● Task statement
Repeat each entry exactly.

Transcribed document page entries:
-- Opening Marker --

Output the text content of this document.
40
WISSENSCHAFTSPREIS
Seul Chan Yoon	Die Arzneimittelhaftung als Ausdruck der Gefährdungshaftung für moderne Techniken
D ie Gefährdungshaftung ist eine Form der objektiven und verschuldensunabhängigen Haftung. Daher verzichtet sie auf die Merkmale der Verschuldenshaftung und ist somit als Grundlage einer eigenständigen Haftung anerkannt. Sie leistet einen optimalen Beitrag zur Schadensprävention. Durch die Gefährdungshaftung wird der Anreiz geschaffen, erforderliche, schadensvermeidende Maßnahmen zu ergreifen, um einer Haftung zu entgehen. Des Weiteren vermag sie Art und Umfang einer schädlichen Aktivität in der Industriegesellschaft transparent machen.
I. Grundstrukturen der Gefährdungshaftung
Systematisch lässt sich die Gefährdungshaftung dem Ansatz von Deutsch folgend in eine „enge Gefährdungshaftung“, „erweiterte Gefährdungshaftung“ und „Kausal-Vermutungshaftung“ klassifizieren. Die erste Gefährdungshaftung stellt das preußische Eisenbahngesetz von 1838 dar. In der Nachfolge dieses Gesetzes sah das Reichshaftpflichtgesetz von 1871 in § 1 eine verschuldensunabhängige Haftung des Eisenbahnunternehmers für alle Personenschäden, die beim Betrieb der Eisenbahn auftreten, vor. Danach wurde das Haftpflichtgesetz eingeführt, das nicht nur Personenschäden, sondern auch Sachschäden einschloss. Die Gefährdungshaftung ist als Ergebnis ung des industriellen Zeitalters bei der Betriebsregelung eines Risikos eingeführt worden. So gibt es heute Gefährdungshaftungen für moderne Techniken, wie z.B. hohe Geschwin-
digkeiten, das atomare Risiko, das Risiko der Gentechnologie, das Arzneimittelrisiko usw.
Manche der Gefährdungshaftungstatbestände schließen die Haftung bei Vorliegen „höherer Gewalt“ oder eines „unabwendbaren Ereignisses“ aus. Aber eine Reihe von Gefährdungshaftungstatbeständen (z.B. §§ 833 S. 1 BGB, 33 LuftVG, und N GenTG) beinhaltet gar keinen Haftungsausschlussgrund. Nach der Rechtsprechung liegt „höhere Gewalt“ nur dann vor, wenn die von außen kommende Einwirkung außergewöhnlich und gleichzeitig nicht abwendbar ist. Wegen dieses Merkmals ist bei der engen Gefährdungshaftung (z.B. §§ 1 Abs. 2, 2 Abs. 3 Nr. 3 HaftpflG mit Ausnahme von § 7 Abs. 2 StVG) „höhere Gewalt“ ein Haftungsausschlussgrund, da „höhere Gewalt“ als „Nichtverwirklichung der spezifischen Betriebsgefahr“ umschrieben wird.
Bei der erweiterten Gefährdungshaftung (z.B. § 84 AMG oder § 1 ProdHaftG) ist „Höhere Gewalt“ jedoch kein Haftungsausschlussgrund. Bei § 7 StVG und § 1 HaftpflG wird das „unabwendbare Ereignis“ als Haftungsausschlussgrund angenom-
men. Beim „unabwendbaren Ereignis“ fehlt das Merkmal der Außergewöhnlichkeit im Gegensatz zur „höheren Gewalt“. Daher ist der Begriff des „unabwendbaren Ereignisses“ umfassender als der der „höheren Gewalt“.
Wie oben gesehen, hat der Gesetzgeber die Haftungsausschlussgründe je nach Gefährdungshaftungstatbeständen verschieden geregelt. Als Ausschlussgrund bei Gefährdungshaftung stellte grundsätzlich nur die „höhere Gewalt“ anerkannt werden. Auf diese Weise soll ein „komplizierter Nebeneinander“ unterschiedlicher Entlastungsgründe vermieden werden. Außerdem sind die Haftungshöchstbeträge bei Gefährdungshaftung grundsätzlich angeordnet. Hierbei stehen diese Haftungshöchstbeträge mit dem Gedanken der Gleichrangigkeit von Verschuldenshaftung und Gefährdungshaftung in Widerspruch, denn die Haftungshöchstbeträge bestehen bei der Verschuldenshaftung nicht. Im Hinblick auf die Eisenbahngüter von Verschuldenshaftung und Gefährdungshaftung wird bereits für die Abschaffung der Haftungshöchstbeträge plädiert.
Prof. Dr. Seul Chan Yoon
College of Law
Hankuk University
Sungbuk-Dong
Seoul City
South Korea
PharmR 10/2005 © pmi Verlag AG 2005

-- Closing Marker --

● Written answer
Output the text content of this document.
40
WISSENSCHAFTSPREIS
Seul Chan Yoon	Die Arzneimittelhaftung als Ausdruck der Gefährdungshaftung für moderne Techniken
D ie Gefährdungshaftung ist eine Form der objektiven und verschuldensunabhängigen Haftung. Daher verzichtet sie auf die Merkmale der Verschuldenshaftung und ist somit als Grundlage einer eigenständigen Haftung anerkannt. Sie leistet einen optimalen Beitrag zur Schadensprävention. Durch die Gefährdungshaftung wird der Anreiz geschaffen, erforderliche, schadensvermeidende Maßnahmen zu ergreifen, um einer Haftung zu entgehen. Des Weiteren vermag sie Art und Umfang einer schädlichen Aktivität in der Industriegesellschaft transparent machen.
I. Grundstrukturen der Gefährdungshaftung
Systematisch lässt sich die Gefährdungshaftung dem Ansatz von Deutsch folgend in eine „enge Gefährdungshaftung“, „erweiterte Gefährdungshaftung“ und „Kausal-Vermutungshaftung“ klassifizieren. Die erste Gefährdungshaftung stellt das preußische Eisenbahngesetz von 1838 dar. In der Nachfolge dieses Gesetzes sah das Reichshaftpflichtgesetz von 1871 in § 1 eine verschuldensunabhängige Haftung des Eisenbahnunternehmers für alle Personenschäden, die beim Betrieb der Eisenbahn auftreten, vor. Danach wurde das Haftpflichtgesetz eingeführt, das nicht nur Personenschäden, sondern auch Sachschäden einschloss. Die Gefährdungshaftung ist als Ergebnis ung des industriellen Zeitalters bei der Betriebsregelung eines Risikos eingeführt worden. So gibt es heute Gefährdungshaftungen für moderne Techniken, wie z.B. hohe Geschwin-
digkeiten, das atomare Risiko, das Risiko der Gentechnologie, das Arzneimittelrisiko usw.
Manche der Gefährdungshaftungstatbestände schließen die Haftung bei Vorliegen „höherer Gewalt“ oder eines „unabwendbaren Ereignisses“ aus. Aber eine Reihe von Gefährdungshaftungstatbeständen (z.B. §§ 833 S. 1 BGB, 33 LuftVG, und N GenTG) beinhaltet gar keinen Haftungsausschlussgrund. Nach der Rechtsprechung liegt „höhere Gewalt“ nur dann vor, wenn die von außen kommende Einwirkung außergewöhnlich und gleichzeitig nicht abwendbar ist. Wegen dieses Merkmals ist bei der engen Gefährdungshaftung (z.B. §§ 1 Abs. 2, 2 Abs. 3 Nr. 3 HaftpflG mit Ausnahme von § 7 Abs. 2 StVG) „höhere Gewalt“ ein Haftungsausschlussgrund, da „höhere Gewalt“ als „Nichtverwirklichung der spezifischen Betriebsgefahr“ umschrieben wird.
Bei der erweiterten Gefährdungshaftung (z.B. § 84 AMG oder § 1 ProdHaftG) ist „Höhere Gewalt“ jedoch kein Haftungsausschlussgrund. Bei § 7 StVG und § 1 HaftpflG wird das „unabwendbare Ereignis“ als Haftungsausschlussgrund angenom-
men. Beim „unabwendbaren Ereignis“ fehlt das Merkmal der Außergewöhnlichkeit im Gegensatz zur „höheren Gewalt“. Daher ist der Begriff des „unabwendbaren Ereignisses“ umfassender als der der „höheren Gewalt“.
Wie oben gesehen, hat der Gesetzgeber die Haftungsausschlussgründe je nach Gefährdungshaftungstatbeständen verschieden geregelt. Als Ausschlussgrund bei Gefährdungshaftung stellte grundsätzlich nur die „höhere Gewalt“ anerkannt werden. Auf diese Weise soll ein „komplizierter Nebeneinander“ unterschiedlicher Entlastungsgründe vermieden werden. Außerdem sind die Haftungshöchstbeträge bei Gefährdungshaftung grundsätzlich angeordnet. Hierbei stehen diese Haftungshöchstbeträge mit dem Gedanken der Gleichrangigkeit von Verschuldenshaftung und Gefährdungshaftung in Widerspruch, denn die Haftungshöchstbeträge bestehen bei der Verschuldenshaftung nicht. Im Hinblick auf die Eisenbahngüter von Verschuldenshaftung und Gefährdungshaftung wird bereits für die Abschaffung der Haftungshöchstbeträge plädiert.
Prof. Dr. Seul Chan Yoon
College of Law
Hankuk University
Sungbuk-Dong
Seoul City
South Korea
PharmR 10/2005 © pmi Verlag AG 2005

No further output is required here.